■ Work to do
Pull out all lines from the listing below in which the word "milliers" appears.

Records from a data collection
+-------+

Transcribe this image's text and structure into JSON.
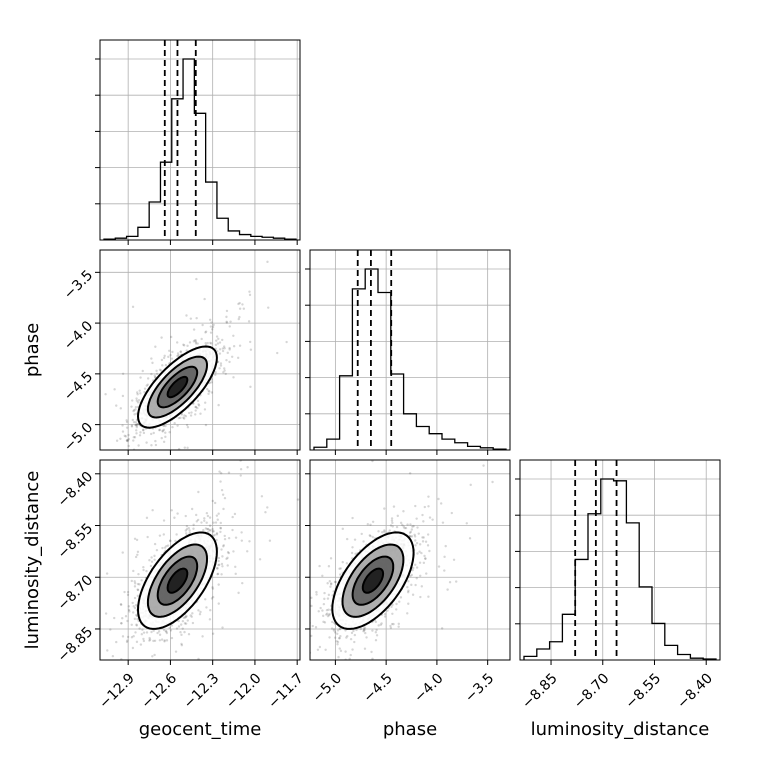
{
  "chart_data": {
    "type": "corner",
    "parameters": [
      {
        "key": "geocent_time",
        "label": "geocent_time",
        "ticks": [
          -12.9,
          -12.6,
          -12.3,
          -12.0,
          -11.7
        ],
        "tick_labels": [
          "−12.9",
          "−12.6",
          "−12.3",
          "−12.0",
          "−11.7"
        ],
        "range": [
          -13.1,
          -11.68
        ],
        "quantiles": [
          -12.64,
          -12.55,
          -12.42
        ]
      },
      {
        "key": "phase",
        "label": "phase",
        "ticks": [
          -5.0,
          -4.5,
          -4.0,
          -3.5
        ],
        "tick_labels": [
          "−5.0",
          "−4.5",
          "−4.0",
          "−3.5"
        ],
        "range": [
          -5.25,
          -3.28
        ],
        "quantiles": [
          -4.78,
          -4.65,
          -4.45
        ]
      },
      {
        "key": "luminosity_distance",
        "label": "luminosity_distance",
        "ticks": [
          -8.85,
          -8.7,
          -8.55,
          -8.4
        ],
        "tick_labels": [
          "−8.85",
          "−8.70",
          "−8.55",
          "−8.40"
        ],
        "range": [
          -8.94,
          -8.36
        ],
        "quantiles": [
          -8.78,
          -8.72,
          -8.66
        ]
      }
    ],
    "histograms": [
      {
        "parameter": "geocent_time",
        "counts": [
          0.5,
          1,
          2,
          7,
          21,
          43,
          78,
          100,
          70,
          32,
          12,
          5,
          3,
          2,
          1.5,
          1,
          0.5
        ]
      },
      {
        "parameter": "phase",
        "counts": [
          1.5,
          6,
          41,
          89,
          100,
          87,
          42,
          20,
          13,
          9,
          6,
          4,
          2,
          1.2,
          0.5
        ]
      },
      {
        "parameter": "luminosity_distance",
        "counts": [
          2,
          6,
          10,
          25,
          55,
          80,
          99,
          98,
          75,
          40,
          20,
          8,
          3,
          1,
          0.5
        ]
      }
    ],
    "joint": [
      {
        "x": "geocent_time",
        "y": "phase",
        "mean": [
          -12.55,
          -4.63
        ],
        "std": [
          0.14,
          0.2
        ],
        "corr": 0.72
      },
      {
        "x": "geocent_time",
        "y": "luminosity_distance",
        "mean": [
          -12.55,
          -8.71
        ],
        "std": [
          0.14,
          0.07
        ],
        "corr": 0.6
      },
      {
        "x": "phase",
        "y": "luminosity_distance",
        "mean": [
          -4.63,
          -8.71
        ],
        "std": [
          0.2,
          0.07
        ],
        "corr": 0.58
      }
    ],
    "contour_levels_sigma": [
      0.5,
      1.0,
      1.5,
      2.0
    ],
    "grid": true
  }
}
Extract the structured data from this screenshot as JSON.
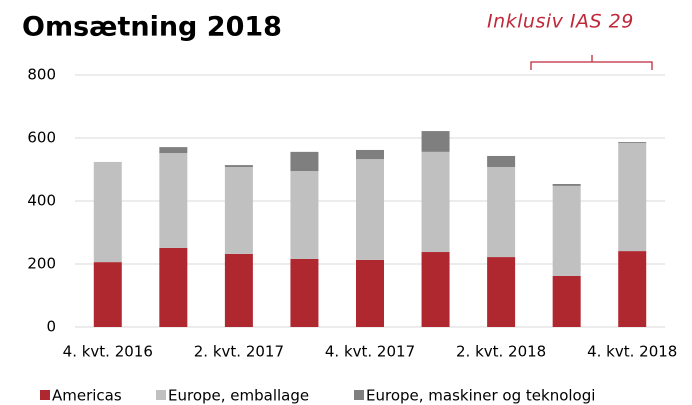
{
  "chart_data": {
    "type": "stacked_bar",
    "title": "Omsætning 2018",
    "annotation": "Inklusiv IAS 29",
    "categories": [
      "4. kvt. 2016",
      null,
      "2. kvt. 2017",
      null,
      "4. kvt. 2017",
      null,
      "2. kvt. 2018",
      null,
      "4. kvt. 2018"
    ],
    "series": [
      {
        "name": "Americas",
        "color": "#b0282f",
        "values": [
          206,
          251,
          232,
          216,
          213,
          238,
          222,
          162,
          241
        ]
      },
      {
        "name": "Europe, emballage",
        "color": "#c0c0c0",
        "values": [
          318,
          301,
          276,
          279,
          320,
          318,
          286,
          286,
          343
        ]
      },
      {
        "name": "Europe, maskiner og teknologi",
        "color": "#7f7f7f",
        "values": [
          0,
          19,
          6,
          61,
          29,
          66,
          35,
          6,
          3
        ]
      }
    ],
    "ylim": [
      0,
      800
    ],
    "yticks": [
      0,
      200,
      400,
      600,
      800
    ],
    "grid": true,
    "legend": "bottom"
  }
}
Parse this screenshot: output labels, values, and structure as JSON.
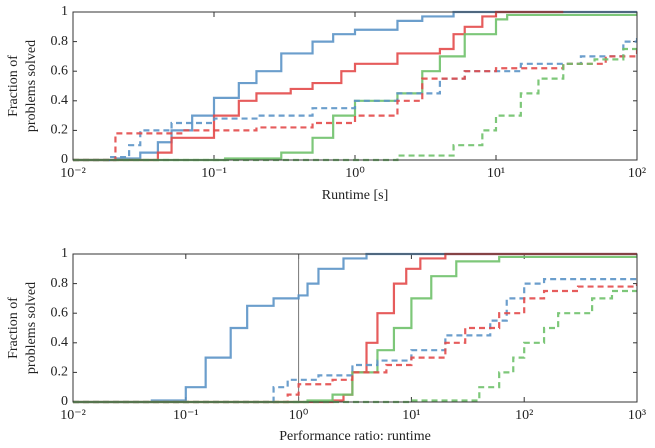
{
  "chart_data": [
    {
      "type": "line",
      "step": true,
      "xscale": "log",
      "xlim": [
        0.01,
        100
      ],
      "ylim": [
        0,
        1
      ],
      "xticks": [
        {
          "value": 0.01,
          "label": "10⁻²"
        },
        {
          "value": 0.1,
          "label": "10⁻¹"
        },
        {
          "value": 1,
          "label": "10⁰"
        },
        {
          "value": 10,
          "label": "10¹"
        },
        {
          "value": 100,
          "label": "10²"
        }
      ],
      "yticks": [
        0,
        0.2,
        0.4,
        0.6,
        0.8,
        1
      ],
      "xlabel": "Runtime [s]",
      "ylabel": [
        "Fraction of",
        "problems solved"
      ],
      "series": [
        {
          "color": "#5b93c7",
          "dash": false,
          "x": [
            0.01,
            0.02,
            0.03,
            0.04,
            0.05,
            0.07,
            0.1,
            0.15,
            0.2,
            0.3,
            0.5,
            0.7,
            1,
            2,
            3,
            5,
            100
          ],
          "values": [
            0,
            0.01,
            0.05,
            0.12,
            0.2,
            0.3,
            0.42,
            0.52,
            0.6,
            0.72,
            0.8,
            0.85,
            0.88,
            0.94,
            0.97,
            1,
            1
          ]
        },
        {
          "color": "#e34a4a",
          "dash": false,
          "x": [
            0.01,
            0.04,
            0.05,
            0.08,
            0.1,
            0.15,
            0.2,
            0.35,
            0.5,
            0.8,
            1,
            2,
            4,
            5,
            6,
            8,
            10,
            30
          ],
          "values": [
            0,
            0.05,
            0.15,
            0.15,
            0.3,
            0.4,
            0.45,
            0.48,
            0.52,
            0.6,
            0.65,
            0.72,
            0.75,
            0.85,
            0.9,
            0.97,
            1,
            1
          ]
        },
        {
          "color": "#6fc16a",
          "dash": false,
          "x": [
            0.01,
            0.12,
            0.3,
            0.5,
            0.7,
            1,
            2,
            3,
            4,
            6,
            10,
            12,
            100
          ],
          "values": [
            0,
            0.01,
            0.05,
            0.15,
            0.3,
            0.4,
            0.45,
            0.6,
            0.7,
            0.85,
            0.95,
            0.98,
            0.99
          ]
        },
        {
          "color": "#5b93c7",
          "dash": true,
          "x": [
            0.01,
            0.018,
            0.025,
            0.03,
            0.05,
            0.1,
            0.2,
            0.5,
            1,
            2,
            4,
            6,
            15,
            40,
            80,
            100
          ],
          "values": [
            0,
            0.02,
            0.1,
            0.2,
            0.25,
            0.28,
            0.3,
            0.35,
            0.4,
            0.45,
            0.55,
            0.6,
            0.65,
            0.7,
            0.8,
            0.83
          ]
        },
        {
          "color": "#e34a4a",
          "dash": true,
          "x": [
            0.01,
            0.02,
            0.06,
            0.2,
            0.5,
            1,
            2,
            3,
            6,
            10,
            30,
            60,
            100
          ],
          "values": [
            0,
            0.18,
            0.2,
            0.22,
            0.25,
            0.3,
            0.4,
            0.55,
            0.6,
            0.62,
            0.65,
            0.7,
            0.78
          ]
        },
        {
          "color": "#6fc16a",
          "dash": true,
          "x": [
            0.01,
            2,
            5,
            8,
            10,
            15,
            20,
            30,
            50,
            80,
            100
          ],
          "values": [
            0,
            0.03,
            0.1,
            0.2,
            0.3,
            0.45,
            0.55,
            0.65,
            0.68,
            0.75,
            0.78
          ]
        }
      ]
    },
    {
      "type": "line",
      "step": true,
      "xscale": "log",
      "xlim": [
        0.01,
        1000
      ],
      "ylim": [
        0,
        1
      ],
      "vline": 1,
      "xticks": [
        {
          "value": 0.01,
          "label": "10⁻²"
        },
        {
          "value": 0.1,
          "label": "10⁻¹"
        },
        {
          "value": 1,
          "label": "10⁰"
        },
        {
          "value": 10,
          "label": "10¹"
        },
        {
          "value": 100,
          "label": "10²"
        },
        {
          "value": 1000,
          "label": "10³"
        }
      ],
      "yticks": [
        0,
        0.2,
        0.4,
        0.6,
        0.8,
        1
      ],
      "xlabel": "Performance ratio: runtime",
      "ylabel": [
        "Fraction of",
        "problems solved"
      ],
      "series": [
        {
          "color": "#5b93c7",
          "dash": false,
          "x": [
            0.01,
            0.05,
            0.1,
            0.15,
            0.25,
            0.35,
            0.6,
            1,
            1.2,
            1.5,
            2.5,
            4,
            1000
          ],
          "values": [
            0,
            0.01,
            0.1,
            0.3,
            0.5,
            0.65,
            0.7,
            0.72,
            0.8,
            0.9,
            0.97,
            1,
            1
          ]
        },
        {
          "color": "#e34a4a",
          "dash": false,
          "x": [
            0.01,
            2,
            2.5,
            3,
            4,
            5,
            7,
            9,
            12,
            20,
            1000
          ],
          "values": [
            0,
            0.01,
            0.05,
            0.2,
            0.4,
            0.6,
            0.8,
            0.9,
            0.97,
            1,
            1
          ]
        },
        {
          "color": "#6fc16a",
          "dash": false,
          "x": [
            0.01,
            1.2,
            2,
            3,
            5,
            7,
            10,
            15,
            25,
            60,
            1000
          ],
          "values": [
            0,
            0.01,
            0.05,
            0.2,
            0.35,
            0.5,
            0.7,
            0.85,
            0.95,
            0.98,
            0.99
          ]
        },
        {
          "color": "#5b93c7",
          "dash": true,
          "x": [
            0.01,
            0.6,
            0.8,
            1.5,
            3,
            5,
            10,
            20,
            50,
            70,
            100,
            150,
            1000
          ],
          "values": [
            0,
            0.1,
            0.15,
            0.18,
            0.25,
            0.28,
            0.35,
            0.45,
            0.55,
            0.7,
            0.8,
            0.83,
            0.83
          ]
        },
        {
          "color": "#e34a4a",
          "dash": true,
          "x": [
            0.01,
            0.8,
            1,
            2,
            3,
            6,
            10,
            20,
            30,
            60,
            100,
            150,
            300,
            1000
          ],
          "values": [
            0,
            0.05,
            0.12,
            0.15,
            0.2,
            0.25,
            0.3,
            0.4,
            0.5,
            0.6,
            0.7,
            0.75,
            0.78,
            0.8
          ]
        },
        {
          "color": "#6fc16a",
          "dash": true,
          "x": [
            0.01,
            10,
            40,
            60,
            80,
            100,
            150,
            200,
            400,
            600,
            1000
          ],
          "values": [
            0,
            0.01,
            0.1,
            0.2,
            0.3,
            0.4,
            0.5,
            0.6,
            0.7,
            0.75,
            0.78
          ]
        }
      ]
    }
  ]
}
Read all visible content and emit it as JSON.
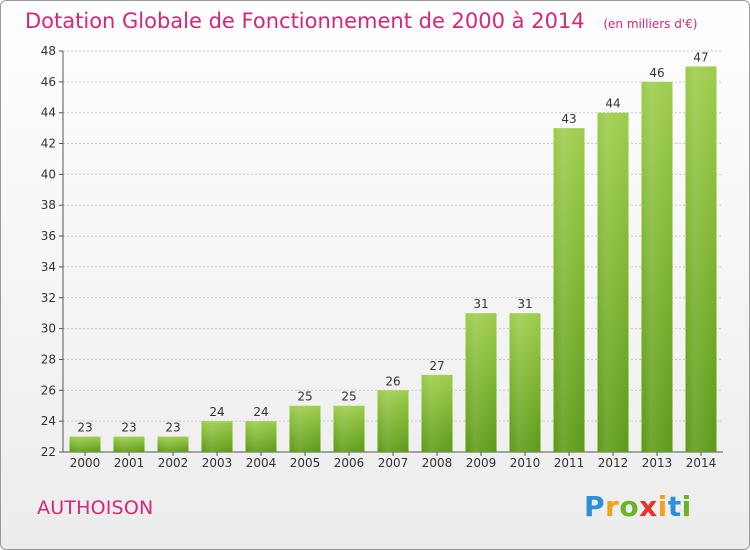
{
  "header": {
    "title": "Dotation Globale de Fonctionnement de 2000 à 2014",
    "subtitle": "(en milliers d'€)"
  },
  "footer": {
    "commune": "AUTHOISON",
    "logo_text": "Proxiti"
  },
  "colors": {
    "accent": "#d6257a",
    "bar_top": "#9ccd4a",
    "bar_bottom": "#5c9a16",
    "grid": "#c8c8c8"
  },
  "chart_data": {
    "type": "bar",
    "title": "Dotation Globale de Fonctionnement de 2000 à 2014",
    "subtitle": "(en milliers d'€)",
    "categories": [
      "2000",
      "2001",
      "2002",
      "2003",
      "2004",
      "2005",
      "2006",
      "2007",
      "2008",
      "2009",
      "2010",
      "2011",
      "2012",
      "2013",
      "2014"
    ],
    "values": [
      23,
      23,
      23,
      24,
      24,
      25,
      25,
      26,
      27,
      31,
      31,
      43,
      44,
      46,
      47
    ],
    "ylim": [
      22,
      48
    ],
    "yticks": [
      22,
      24,
      26,
      28,
      30,
      32,
      34,
      36,
      38,
      40,
      42,
      44,
      46,
      48
    ],
    "grid": true,
    "data_labels": true
  }
}
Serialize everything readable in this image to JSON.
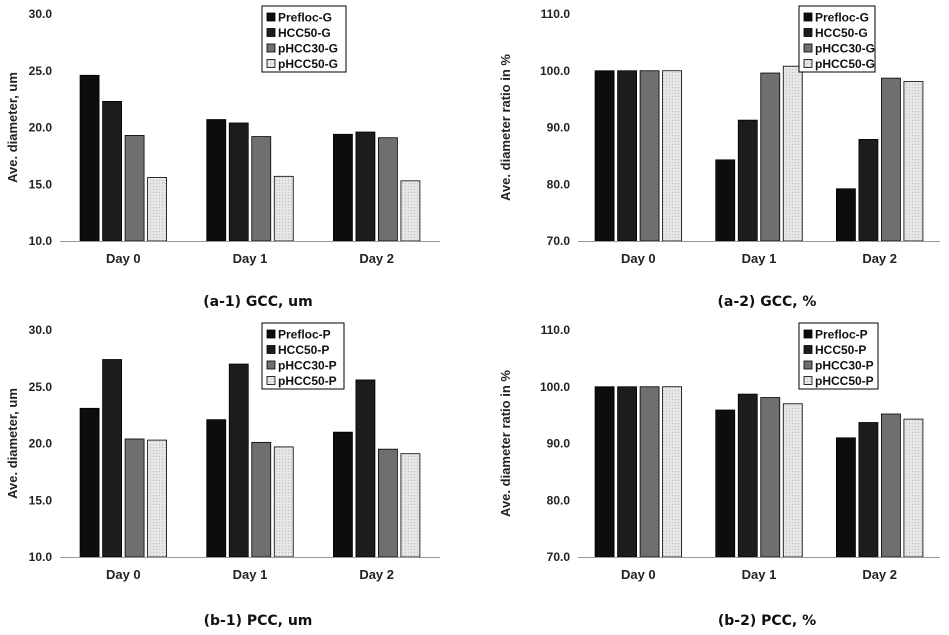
{
  "chart_data": [
    {
      "type": "bar",
      "title": "(a-1) GCC, um",
      "xlabel": "",
      "ylabel": "Ave. diameter, um",
      "ylim": [
        10,
        30
      ],
      "yticks": [
        "10.0",
        "15.0",
        "20.0",
        "25.0",
        "30.0"
      ],
      "categories": [
        "Day 0",
        "Day 1",
        "Day 2"
      ],
      "legend_position": "top-center",
      "series": [
        {
          "name": "Prefloc-G",
          "values": [
            24.6,
            20.7,
            19.4
          ]
        },
        {
          "name": "HCC50-G",
          "values": [
            22.3,
            20.4,
            19.6
          ]
        },
        {
          "name": "pHCC30-G",
          "values": [
            19.3,
            19.2,
            19.1
          ]
        },
        {
          "name": "pHCC50-G",
          "values": [
            15.6,
            15.7,
            15.3
          ]
        }
      ]
    },
    {
      "type": "bar",
      "title": "(a-2) GCC, %",
      "xlabel": "",
      "ylabel": "Ave. diameter ratio in %",
      "ylim": [
        70,
        110
      ],
      "yticks": [
        "70.0",
        "80.0",
        "90.0",
        "100.0",
        "110.0"
      ],
      "categories": [
        "Day 0",
        "Day 1",
        "Day 2"
      ],
      "legend_position": "top-right",
      "series": [
        {
          "name": "Prefloc-G",
          "values": [
            100.0,
            84.3,
            79.2
          ]
        },
        {
          "name": "HCC50-G",
          "values": [
            100.0,
            91.3,
            87.9
          ]
        },
        {
          "name": "pHCC30-G",
          "values": [
            100.0,
            99.6,
            98.7
          ]
        },
        {
          "name": "pHCC50-G",
          "values": [
            100.0,
            100.8,
            98.1
          ]
        }
      ]
    },
    {
      "type": "bar",
      "title": "(b-1) PCC, um",
      "xlabel": "",
      "ylabel": "Ave. diameter, um",
      "ylim": [
        10,
        30
      ],
      "yticks": [
        "10.0",
        "15.0",
        "20.0",
        "25.0",
        "30.0"
      ],
      "categories": [
        "Day 0",
        "Day 1",
        "Day 2"
      ],
      "legend_position": "top-right",
      "series": [
        {
          "name": "Prefloc-P",
          "values": [
            23.1,
            22.1,
            21.0
          ]
        },
        {
          "name": "HCC50-P",
          "values": [
            27.4,
            27.0,
            25.6
          ]
        },
        {
          "name": "pHCC30-P",
          "values": [
            20.4,
            20.1,
            19.5
          ]
        },
        {
          "name": "pHCC50-P",
          "values": [
            20.3,
            19.7,
            19.1
          ]
        }
      ]
    },
    {
      "type": "bar",
      "title": "(b-2) PCC, %",
      "xlabel": "",
      "ylabel": "Ave. diameter ratio in %",
      "ylim": [
        70,
        110
      ],
      "yticks": [
        "70.0",
        "80.0",
        "90.0",
        "100.0",
        "110.0"
      ],
      "categories": [
        "Day 0",
        "Day 1",
        "Day 2"
      ],
      "legend_position": "top-right",
      "series": [
        {
          "name": "Prefloc-P",
          "values": [
            100.0,
            95.9,
            91.0
          ]
        },
        {
          "name": "HCC50-P",
          "values": [
            100.0,
            98.7,
            93.7
          ]
        },
        {
          "name": "pHCC30-P",
          "values": [
            100.0,
            98.1,
            95.2
          ]
        },
        {
          "name": "pHCC50-P",
          "values": [
            100.0,
            97.0,
            94.3
          ]
        }
      ]
    }
  ],
  "colors": {
    "series_fill": [
      "#0d0d0d",
      "#1c1c1c",
      "#6f6f6f",
      "#e6e6e6"
    ],
    "bar_stroke": "#000000",
    "axis": "#999999"
  }
}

+-------+

■ Written response
    "subtitle": "(en milliers d'€)"
    "subtitle": "(en milliers d'€)",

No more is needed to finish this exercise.